→ Dataset extract:
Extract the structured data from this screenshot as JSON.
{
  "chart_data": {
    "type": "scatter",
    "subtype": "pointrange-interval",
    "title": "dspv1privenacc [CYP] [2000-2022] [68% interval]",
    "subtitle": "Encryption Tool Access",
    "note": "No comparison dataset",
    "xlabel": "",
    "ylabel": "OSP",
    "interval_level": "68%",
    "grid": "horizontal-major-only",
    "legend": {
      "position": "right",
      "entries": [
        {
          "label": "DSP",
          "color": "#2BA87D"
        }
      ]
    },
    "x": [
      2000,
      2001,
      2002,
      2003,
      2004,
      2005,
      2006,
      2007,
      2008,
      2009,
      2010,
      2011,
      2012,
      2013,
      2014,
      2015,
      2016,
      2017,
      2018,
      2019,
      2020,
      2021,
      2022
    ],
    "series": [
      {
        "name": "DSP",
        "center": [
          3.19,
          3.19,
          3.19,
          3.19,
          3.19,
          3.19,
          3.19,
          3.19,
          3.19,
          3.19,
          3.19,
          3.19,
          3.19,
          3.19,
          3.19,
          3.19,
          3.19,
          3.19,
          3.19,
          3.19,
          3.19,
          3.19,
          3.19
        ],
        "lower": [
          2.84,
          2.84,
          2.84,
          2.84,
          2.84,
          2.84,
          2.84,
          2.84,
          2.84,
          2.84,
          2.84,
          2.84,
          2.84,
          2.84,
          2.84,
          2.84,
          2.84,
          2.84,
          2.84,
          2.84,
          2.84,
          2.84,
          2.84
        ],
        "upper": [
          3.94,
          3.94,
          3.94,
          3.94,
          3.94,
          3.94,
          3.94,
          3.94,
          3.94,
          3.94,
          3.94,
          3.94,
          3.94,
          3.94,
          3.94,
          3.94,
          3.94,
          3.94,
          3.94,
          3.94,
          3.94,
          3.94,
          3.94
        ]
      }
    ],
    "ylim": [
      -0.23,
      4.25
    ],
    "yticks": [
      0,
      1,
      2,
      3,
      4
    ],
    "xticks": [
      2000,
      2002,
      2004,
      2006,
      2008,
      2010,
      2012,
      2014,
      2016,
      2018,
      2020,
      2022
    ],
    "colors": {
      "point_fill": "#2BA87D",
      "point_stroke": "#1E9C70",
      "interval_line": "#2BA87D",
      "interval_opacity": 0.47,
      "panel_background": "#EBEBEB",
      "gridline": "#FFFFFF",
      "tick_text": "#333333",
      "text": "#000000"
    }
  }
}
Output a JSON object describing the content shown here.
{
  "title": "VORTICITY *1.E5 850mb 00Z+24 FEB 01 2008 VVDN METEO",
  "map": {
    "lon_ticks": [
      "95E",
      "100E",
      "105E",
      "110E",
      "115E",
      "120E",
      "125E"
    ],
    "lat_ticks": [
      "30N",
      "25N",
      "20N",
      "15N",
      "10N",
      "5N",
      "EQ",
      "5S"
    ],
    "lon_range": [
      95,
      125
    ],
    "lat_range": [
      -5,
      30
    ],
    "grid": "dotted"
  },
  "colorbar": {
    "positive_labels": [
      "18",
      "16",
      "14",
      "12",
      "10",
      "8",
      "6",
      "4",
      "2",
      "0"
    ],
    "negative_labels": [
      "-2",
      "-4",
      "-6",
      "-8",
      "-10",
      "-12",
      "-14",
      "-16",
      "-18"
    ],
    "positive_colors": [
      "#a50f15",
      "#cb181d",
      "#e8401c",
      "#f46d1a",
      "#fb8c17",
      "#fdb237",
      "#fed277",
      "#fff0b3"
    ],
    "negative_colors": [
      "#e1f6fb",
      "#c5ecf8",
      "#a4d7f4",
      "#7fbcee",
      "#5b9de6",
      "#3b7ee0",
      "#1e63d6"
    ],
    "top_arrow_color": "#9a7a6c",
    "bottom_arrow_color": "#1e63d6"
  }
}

→ Problem to solve: Using the material above, print every entry exactly as written.

→ Answer for this exercise:
Extract the structured data from this screenshot as JSON.
{
  "chart_data": {
    "type": "scatter",
    "subtype": "pointrange-interval",
    "title": "dspv1privenacc [CYP] [2000-2022] [68% interval]",
    "subtitle": "Encryption Tool Access",
    "note": "No comparison dataset",
    "xlabel": "",
    "ylabel": "OSP",
    "interval_level": "68%",
    "grid": "horizontal-major-only",
    "legend": {
      "position": "right",
      "entries": [
        {
          "label": "DSP",
          "color": "#2BA87D"
        }
      ]
    },
    "x": [
      2000,
      2001,
      2002,
      2003,
      2004,
      2005,
      2006,
      2007,
      2008,
      2009,
      2010,
      2011,
      2012,
      2013,
      2014,
      2015,
      2016,
      2017,
      2018,
      2019,
      2020,
      2021,
      2022
    ],
    "series": [
      {
        "name": "DSP",
        "center": [
          3.19,
          3.19,
          3.19,
          3.19,
          3.19,
          3.19,
          3.19,
          3.19,
          3.19,
          3.19,
          3.19,
          3.19,
          3.19,
          3.19,
          3.19,
          3.19,
          3.19,
          3.19,
          3.19,
          3.19,
          3.19,
          3.19,
          3.19
        ],
        "lower": [
          2.84,
          2.84,
          2.84,
          2.84,
          2.84,
          2.84,
          2.84,
          2.84,
          2.84,
          2.84,
          2.84,
          2.84,
          2.84,
          2.84,
          2.84,
          2.84,
          2.84,
          2.84,
          2.84,
          2.84,
          2.84,
          2.84,
          2.84
        ],
        "upper": [
          3.94,
          3.94,
          3.94,
          3.94,
          3.94,
          3.94,
          3.94,
          3.94,
          3.94,
          3.94,
          3.94,
          3.94,
          3.94,
          3.94,
          3.94,
          3.94,
          3.94,
          3.94,
          3.94,
          3.94,
          3.94,
          3.94,
          3.94
        ]
      }
    ],
    "ylim": [
      -0.23,
      4.25
    ],
    "yticks": [
      0,
      1,
      2,
      3,
      4
    ],
    "xticks": [
      2000,
      2002,
      2004,
      2006,
      2008,
      2010,
      2012,
      2014,
      2016,
      2018,
      2020,
      2022
    ],
    "colors": {
      "point_fill": "#2BA87D",
      "point_stroke": "#1E9C70",
      "interval_line": "#2BA87D",
      "interval_opacity": 0.47,
      "panel_background": "#EBEBEB",
      "gridline": "#FFFFFF",
      "tick_text": "#333333",
      "text": "#000000"
    }
  }
}
Output a JSON object describing the content shown here.
{
  "title": "VORTICITY *1.E5 850mb 00Z+24 FEB 01 2008 VVDN METEO",
  "map": {
    "lon_ticks": [
      "95E",
      "100E",
      "105E",
      "110E",
      "115E",
      "120E",
      "125E"
    ],
    "lat_ticks": [
      "30N",
      "25N",
      "20N",
      "15N",
      "10N",
      "5N",
      "EQ",
      "5S"
    ],
    "lon_range": [
      95,
      125
    ],
    "lat_range": [
      -5,
      30
    ],
    "grid": "dotted"
  },
  "colorbar": {
    "positive_labels": [
      "18",
      "16",
      "14",
      "12",
      "10",
      "8",
      "6",
      "4",
      "2",
      "0"
    ],
    "negative_labels": [
      "-2",
      "-4",
      "-6",
      "-8",
      "-10",
      "-12",
      "-14",
      "-16",
      "-18"
    ],
    "positive_colors": [
      "#a50f15",
      "#cb181d",
      "#e8401c",
      "#f46d1a",
      "#fb8c17",
      "#fdb237",
      "#fed277",
      "#fff0b3"
    ],
    "negative_colors": [
      "#e1f6fb",
      "#c5ecf8",
      "#a4d7f4",
      "#7fbcee",
      "#5b9de6",
      "#3b7ee0",
      "#1e63d6"
    ],
    "top_arrow_color": "#9a7a6c",
    "bottom_arrow_color": "#1e63d6"
  }
}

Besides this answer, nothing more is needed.